[EXERCISE PROMPT]:
Write out each line from the data below that includes the word "parts".

[LISTING]:

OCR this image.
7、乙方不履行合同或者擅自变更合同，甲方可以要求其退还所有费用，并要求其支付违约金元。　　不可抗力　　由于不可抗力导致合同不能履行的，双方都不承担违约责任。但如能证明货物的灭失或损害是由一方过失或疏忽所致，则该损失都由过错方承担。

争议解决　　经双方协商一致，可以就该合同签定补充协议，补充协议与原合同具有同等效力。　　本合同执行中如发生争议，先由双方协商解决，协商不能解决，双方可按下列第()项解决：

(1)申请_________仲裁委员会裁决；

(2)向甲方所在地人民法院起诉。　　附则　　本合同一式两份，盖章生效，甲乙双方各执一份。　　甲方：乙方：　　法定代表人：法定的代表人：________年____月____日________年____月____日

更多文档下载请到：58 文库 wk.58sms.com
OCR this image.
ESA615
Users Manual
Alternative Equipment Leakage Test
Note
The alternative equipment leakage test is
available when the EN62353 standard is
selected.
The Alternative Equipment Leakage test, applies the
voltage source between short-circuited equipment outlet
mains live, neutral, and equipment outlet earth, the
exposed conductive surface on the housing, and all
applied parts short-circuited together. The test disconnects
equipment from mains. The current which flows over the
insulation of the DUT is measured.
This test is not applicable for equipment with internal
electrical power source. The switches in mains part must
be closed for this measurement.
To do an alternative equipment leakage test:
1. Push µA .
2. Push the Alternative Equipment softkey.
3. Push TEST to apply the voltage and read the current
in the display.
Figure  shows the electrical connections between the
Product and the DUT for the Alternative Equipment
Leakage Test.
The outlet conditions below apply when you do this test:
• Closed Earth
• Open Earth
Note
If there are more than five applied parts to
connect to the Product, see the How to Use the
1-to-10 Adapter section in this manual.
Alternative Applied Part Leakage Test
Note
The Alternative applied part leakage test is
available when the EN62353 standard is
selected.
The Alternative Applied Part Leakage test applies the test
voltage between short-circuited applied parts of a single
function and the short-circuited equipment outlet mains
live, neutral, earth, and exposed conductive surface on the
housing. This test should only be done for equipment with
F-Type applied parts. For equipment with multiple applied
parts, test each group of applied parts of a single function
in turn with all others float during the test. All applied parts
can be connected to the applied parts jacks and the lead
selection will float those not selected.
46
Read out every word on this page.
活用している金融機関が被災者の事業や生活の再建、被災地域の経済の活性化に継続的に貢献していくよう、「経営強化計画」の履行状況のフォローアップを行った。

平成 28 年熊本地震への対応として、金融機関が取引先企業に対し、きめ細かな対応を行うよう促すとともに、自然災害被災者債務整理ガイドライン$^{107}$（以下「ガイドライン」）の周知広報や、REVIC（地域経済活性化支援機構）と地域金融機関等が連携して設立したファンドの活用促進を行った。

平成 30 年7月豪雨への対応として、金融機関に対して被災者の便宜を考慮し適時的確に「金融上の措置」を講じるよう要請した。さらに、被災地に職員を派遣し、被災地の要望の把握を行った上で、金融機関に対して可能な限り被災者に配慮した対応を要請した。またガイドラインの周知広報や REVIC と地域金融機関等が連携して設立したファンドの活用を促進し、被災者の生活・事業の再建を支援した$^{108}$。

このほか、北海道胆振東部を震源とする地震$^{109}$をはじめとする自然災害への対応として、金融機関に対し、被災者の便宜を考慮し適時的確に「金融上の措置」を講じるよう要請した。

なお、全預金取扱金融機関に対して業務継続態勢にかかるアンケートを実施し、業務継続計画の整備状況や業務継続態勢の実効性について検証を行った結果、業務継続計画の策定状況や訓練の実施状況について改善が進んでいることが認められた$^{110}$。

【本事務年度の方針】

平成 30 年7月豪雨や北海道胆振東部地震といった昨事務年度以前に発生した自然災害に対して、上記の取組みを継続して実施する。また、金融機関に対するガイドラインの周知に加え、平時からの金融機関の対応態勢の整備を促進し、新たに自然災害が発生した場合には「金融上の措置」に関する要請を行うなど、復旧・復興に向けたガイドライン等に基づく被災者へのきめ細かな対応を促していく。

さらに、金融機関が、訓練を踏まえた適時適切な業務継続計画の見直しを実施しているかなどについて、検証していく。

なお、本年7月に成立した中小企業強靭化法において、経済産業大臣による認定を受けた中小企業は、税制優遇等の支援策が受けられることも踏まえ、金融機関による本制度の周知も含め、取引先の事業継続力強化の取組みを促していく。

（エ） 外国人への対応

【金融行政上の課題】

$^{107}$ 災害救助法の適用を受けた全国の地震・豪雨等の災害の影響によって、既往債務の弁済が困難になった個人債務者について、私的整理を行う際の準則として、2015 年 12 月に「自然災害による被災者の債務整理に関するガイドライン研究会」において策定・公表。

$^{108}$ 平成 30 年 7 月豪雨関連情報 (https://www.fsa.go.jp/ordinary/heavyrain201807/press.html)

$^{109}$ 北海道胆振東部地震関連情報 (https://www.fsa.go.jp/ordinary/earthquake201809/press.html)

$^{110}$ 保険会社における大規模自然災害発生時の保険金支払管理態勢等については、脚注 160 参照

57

[RESPONSE TO THIS TASK]:
applied parts short-circuited together. The test disconnects
If there are more than five applied parts to
voltage between short-circuited applied parts of a single
F-Type applied parts. For equipment with multiple applied
parts, test each group of applied parts of a single function
in turn with all others float during the test. All applied parts
can be connected to the applied parts jacks and the lead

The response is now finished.